### Aim of the exercise
Below is a block of records; repeat each one exactly.

### Source material

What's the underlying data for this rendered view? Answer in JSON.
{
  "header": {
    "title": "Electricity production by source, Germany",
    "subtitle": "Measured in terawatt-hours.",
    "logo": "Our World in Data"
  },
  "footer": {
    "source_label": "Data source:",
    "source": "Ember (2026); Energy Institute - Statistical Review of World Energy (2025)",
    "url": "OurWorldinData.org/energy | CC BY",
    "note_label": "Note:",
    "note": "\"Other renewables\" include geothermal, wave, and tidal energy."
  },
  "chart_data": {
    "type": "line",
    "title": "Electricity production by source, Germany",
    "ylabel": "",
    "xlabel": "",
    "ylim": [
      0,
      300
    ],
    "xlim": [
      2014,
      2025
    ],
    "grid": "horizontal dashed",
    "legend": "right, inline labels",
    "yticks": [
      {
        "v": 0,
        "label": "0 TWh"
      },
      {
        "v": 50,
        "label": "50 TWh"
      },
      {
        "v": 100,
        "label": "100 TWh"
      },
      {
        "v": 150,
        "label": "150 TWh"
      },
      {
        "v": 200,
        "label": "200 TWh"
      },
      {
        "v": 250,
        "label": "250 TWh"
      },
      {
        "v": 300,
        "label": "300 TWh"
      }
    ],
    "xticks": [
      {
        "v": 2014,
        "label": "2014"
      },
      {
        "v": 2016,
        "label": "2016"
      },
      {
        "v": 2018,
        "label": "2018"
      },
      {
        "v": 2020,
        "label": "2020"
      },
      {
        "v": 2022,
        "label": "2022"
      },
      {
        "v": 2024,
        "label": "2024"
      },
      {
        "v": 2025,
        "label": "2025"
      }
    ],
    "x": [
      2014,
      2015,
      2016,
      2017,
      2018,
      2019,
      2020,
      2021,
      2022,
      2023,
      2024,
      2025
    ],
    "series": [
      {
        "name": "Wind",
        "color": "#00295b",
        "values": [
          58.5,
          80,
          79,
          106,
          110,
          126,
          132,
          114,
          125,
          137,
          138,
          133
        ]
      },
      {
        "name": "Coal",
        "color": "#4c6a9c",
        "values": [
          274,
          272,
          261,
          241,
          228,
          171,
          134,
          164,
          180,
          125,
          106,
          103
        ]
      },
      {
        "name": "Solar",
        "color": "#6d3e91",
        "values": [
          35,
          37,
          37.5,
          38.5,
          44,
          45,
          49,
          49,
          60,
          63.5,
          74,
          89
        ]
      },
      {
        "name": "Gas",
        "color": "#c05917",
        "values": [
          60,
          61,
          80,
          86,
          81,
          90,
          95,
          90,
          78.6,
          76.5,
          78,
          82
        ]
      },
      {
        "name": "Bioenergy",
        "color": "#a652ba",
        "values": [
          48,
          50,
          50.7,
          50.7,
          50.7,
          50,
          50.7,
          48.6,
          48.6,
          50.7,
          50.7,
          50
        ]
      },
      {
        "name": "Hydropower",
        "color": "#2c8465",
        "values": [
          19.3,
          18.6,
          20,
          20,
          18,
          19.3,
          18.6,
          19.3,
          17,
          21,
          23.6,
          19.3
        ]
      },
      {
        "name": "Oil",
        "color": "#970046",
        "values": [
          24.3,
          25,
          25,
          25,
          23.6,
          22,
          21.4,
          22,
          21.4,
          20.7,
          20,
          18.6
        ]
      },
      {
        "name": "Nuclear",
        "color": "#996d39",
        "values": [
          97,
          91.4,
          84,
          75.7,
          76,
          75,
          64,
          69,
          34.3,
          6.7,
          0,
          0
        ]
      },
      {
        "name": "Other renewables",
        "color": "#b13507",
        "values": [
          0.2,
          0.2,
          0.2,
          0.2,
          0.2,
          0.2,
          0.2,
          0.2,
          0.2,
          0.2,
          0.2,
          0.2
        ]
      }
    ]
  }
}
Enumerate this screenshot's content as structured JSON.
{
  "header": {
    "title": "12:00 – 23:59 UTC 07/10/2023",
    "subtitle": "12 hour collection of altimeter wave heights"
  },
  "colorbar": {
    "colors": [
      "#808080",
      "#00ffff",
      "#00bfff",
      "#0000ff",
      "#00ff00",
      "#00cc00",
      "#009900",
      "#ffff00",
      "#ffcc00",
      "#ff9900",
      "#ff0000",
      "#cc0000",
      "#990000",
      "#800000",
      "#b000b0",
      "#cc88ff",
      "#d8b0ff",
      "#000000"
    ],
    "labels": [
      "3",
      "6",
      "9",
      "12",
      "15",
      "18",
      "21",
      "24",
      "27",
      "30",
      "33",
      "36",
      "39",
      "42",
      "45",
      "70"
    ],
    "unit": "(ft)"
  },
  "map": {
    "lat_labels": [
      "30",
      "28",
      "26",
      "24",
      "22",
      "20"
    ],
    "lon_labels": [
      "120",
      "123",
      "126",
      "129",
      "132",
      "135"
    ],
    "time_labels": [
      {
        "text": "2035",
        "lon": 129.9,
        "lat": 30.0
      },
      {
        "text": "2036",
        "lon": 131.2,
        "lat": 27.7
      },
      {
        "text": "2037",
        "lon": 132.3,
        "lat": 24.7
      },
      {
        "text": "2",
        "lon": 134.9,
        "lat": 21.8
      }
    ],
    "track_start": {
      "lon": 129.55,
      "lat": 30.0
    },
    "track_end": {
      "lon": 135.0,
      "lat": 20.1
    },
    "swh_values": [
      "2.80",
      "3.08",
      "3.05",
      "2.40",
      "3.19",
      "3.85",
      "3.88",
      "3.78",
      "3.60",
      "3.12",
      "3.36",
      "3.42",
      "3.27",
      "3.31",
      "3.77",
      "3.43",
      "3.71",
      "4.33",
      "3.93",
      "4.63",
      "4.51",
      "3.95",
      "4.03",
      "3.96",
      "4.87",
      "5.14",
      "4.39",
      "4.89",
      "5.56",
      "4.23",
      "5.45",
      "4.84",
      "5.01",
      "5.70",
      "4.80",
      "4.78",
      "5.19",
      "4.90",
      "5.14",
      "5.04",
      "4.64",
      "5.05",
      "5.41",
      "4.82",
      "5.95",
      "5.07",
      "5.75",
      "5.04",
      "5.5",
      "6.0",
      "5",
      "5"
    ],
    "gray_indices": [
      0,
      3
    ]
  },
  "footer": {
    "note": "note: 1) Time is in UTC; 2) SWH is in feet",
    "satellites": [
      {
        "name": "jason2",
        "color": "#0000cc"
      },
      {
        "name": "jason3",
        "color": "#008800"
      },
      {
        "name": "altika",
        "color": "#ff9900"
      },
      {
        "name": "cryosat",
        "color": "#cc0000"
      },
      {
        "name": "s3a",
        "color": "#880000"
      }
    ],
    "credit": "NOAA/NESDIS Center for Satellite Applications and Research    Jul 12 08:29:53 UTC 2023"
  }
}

### Answer for this exercise
What's the underlying data for this rendered view? Answer in JSON.
{
  "header": {
    "title": "Electricity production by source, Germany",
    "subtitle": "Measured in terawatt-hours.",
    "logo": "Our World in Data"
  },
  "footer": {
    "source_label": "Data source:",
    "source": "Ember (2026); Energy Institute - Statistical Review of World Energy (2025)",
    "url": "OurWorldinData.org/energy | CC BY",
    "note_label": "Note:",
    "note": "\"Other renewables\" include geothermal, wave, and tidal energy."
  },
  "chart_data": {
    "type": "line",
    "title": "Electricity production by source, Germany",
    "ylabel": "",
    "xlabel": "",
    "ylim": [
      0,
      300
    ],
    "xlim": [
      2014,
      2025
    ],
    "grid": "horizontal dashed",
    "legend": "right, inline labels",
    "yticks": [
      {
        "v": 0,
        "label": "0 TWh"
      },
      {
        "v": 50,
        "label": "50 TWh"
      },
      {
        "v": 100,
        "label": "100 TWh"
      },
      {
        "v": 150,
        "label": "150 TWh"
      },
      {
        "v": 200,
        "label": "200 TWh"
      },
      {
        "v": 250,
        "label": "250 TWh"
      },
      {
        "v": 300,
        "label": "300 TWh"
      }
    ],
    "xticks": [
      {
        "v": 2014,
        "label": "2014"
      },
      {
        "v": 2016,
        "label": "2016"
      },
      {
        "v": 2018,
        "label": "2018"
      },
      {
        "v": 2020,
        "label": "2020"
      },
      {
        "v": 2022,
        "label": "2022"
      },
      {
        "v": 2024,
        "label": "2024"
      },
      {
        "v": 2025,
        "label": "2025"
      }
    ],
    "x": [
      2014,
      2015,
      2016,
      2017,
      2018,
      2019,
      2020,
      2021,
      2022,
      2023,
      2024,
      2025
    ],
    "series": [
      {
        "name": "Wind",
        "color": "#00295b",
        "values": [
          58.5,
          80,
          79,
          106,
          110,
          126,
          132,
          114,
          125,
          137,
          138,
          133
        ]
      },
      {
        "name": "Coal",
        "color": "#4c6a9c",
        "values": [
          274,
          272,
          261,
          241,
          228,
          171,
          134,
          164,
          180,
          125,
          106,
          103
        ]
      },
      {
        "name": "Solar",
        "color": "#6d3e91",
        "values": [
          35,
          37,
          37.5,
          38.5,
          44,
          45,
          49,
          49,
          60,
          63.5,
          74,
          89
        ]
      },
      {
        "name": "Gas",
        "color": "#c05917",
        "values": [
          60,
          61,
          80,
          86,
          81,
          90,
          95,
          90,
          78.6,
          76.5,
          78,
          82
        ]
      },
      {
        "name": "Bioenergy",
        "color": "#a652ba",
        "values": [
          48,
          50,
          50.7,
          50.7,
          50.7,
          50,
          50.7,
          48.6,
          48.6,
          50.7,
          50.7,
          50
        ]
      },
      {
        "name": "Hydropower",
        "color": "#2c8465",
        "values": [
          19.3,
          18.6,
          20,
          20,
          18,
          19.3,
          18.6,
          19.3,
          17,
          21,
          23.6,
          19.3
        ]
      },
      {
        "name": "Oil",
        "color": "#970046",
        "values": [
          24.3,
          25,
          25,
          25,
          23.6,
          22,
          21.4,
          22,
          21.4,
          20.7,
          20,
          18.6
        ]
      },
      {
        "name": "Nuclear",
        "color": "#996d39",
        "values": [
          97,
          91.4,
          84,
          75.7,
          76,
          75,
          64,
          69,
          34.3,
          6.7,
          0,
          0
        ]
      },
      {
        "name": "Other renewables",
        "color": "#b13507",
        "values": [
          0.2,
          0.2,
          0.2,
          0.2,
          0.2,
          0.2,
          0.2,
          0.2,
          0.2,
          0.2,
          0.2,
          0.2
        ]
      }
    ]
  }
}
Enumerate this screenshot's content as structured JSON.
{
  "header": {
    "title": "12:00 – 23:59 UTC 07/10/2023",
    "subtitle": "12 hour collection of altimeter wave heights"
  },
  "colorbar": {
    "colors": [
      "#808080",
      "#00ffff",
      "#00bfff",
      "#0000ff",
      "#00ff00",
      "#00cc00",
      "#009900",
      "#ffff00",
      "#ffcc00",
      "#ff9900",
      "#ff0000",
      "#cc0000",
      "#990000",
      "#800000",
      "#b000b0",
      "#cc88ff",
      "#d8b0ff",
      "#000000"
    ],
    "labels": [
      "3",
      "6",
      "9",
      "12",
      "15",
      "18",
      "21",
      "24",
      "27",
      "30",
      "33",
      "36",
      "39",
      "42",
      "45",
      "70"
    ],
    "unit": "(ft)"
  },
  "map": {
    "lat_labels": [
      "30",
      "28",
      "26",
      "24",
      "22",
      "20"
    ],
    "lon_labels": [
      "120",
      "123",
      "126",
      "129",
      "132",
      "135"
    ],
    "time_labels": [
      {
        "text": "2035",
        "lon": 129.9,
        "lat": 30.0
      },
      {
        "text": "2036",
        "lon": 131.2,
        "lat": 27.7
      },
      {
        "text": "2037",
        "lon": 132.3,
        "lat": 24.7
      },
      {
        "text": "2",
        "lon": 134.9,
        "lat": 21.8
      }
    ],
    "track_start": {
      "lon": 129.55,
      "lat": 30.0
    },
    "track_end": {
      "lon": 135.0,
      "lat": 20.1
    },
    "swh_values": [
      "2.80",
      "3.08",
      "3.05",
      "2.40",
      "3.19",
      "3.85",
      "3.88",
      "3.78",
      "3.60",
      "3.12",
      "3.36",
      "3.42",
      "3.27",
      "3.31",
      "3.77",
      "3.43",
      "3.71",
      "4.33",
      "3.93",
      "4.63",
      "4.51",
      "3.95",
      "4.03",
      "3.96",
      "4.87",
      "5.14",
      "4.39",
      "4.89",
      "5.56",
      "4.23",
      "5.45",
      "4.84",
      "5.01",
      "5.70",
      "4.80",
      "4.78",
      "5.19",
      "4.90",
      "5.14",
      "5.04",
      "4.64",
      "5.05",
      "5.41",
      "4.82",
      "5.95",
      "5.07",
      "5.75",
      "5.04",
      "5.5",
      "6.0",
      "5",
      "5"
    ],
    "gray_indices": [
      0,
      3
    ]
  },
  "footer": {
    "note": "note: 1) Time is in UTC; 2) SWH is in feet",
    "satellites": [
      {
        "name": "jason2",
        "color": "#0000cc"
      },
      {
        "name": "jason3",
        "color": "#008800"
      },
      {
        "name": "altika",
        "color": "#ff9900"
      },
      {
        "name": "cryosat",
        "color": "#cc0000"
      },
      {
        "name": "s3a",
        "color": "#880000"
      }
    ],
    "credit": "NOAA/NESDIS Center for Satellite Applications and Research    Jul 12 08:29:53 UTC 2023"
  }
}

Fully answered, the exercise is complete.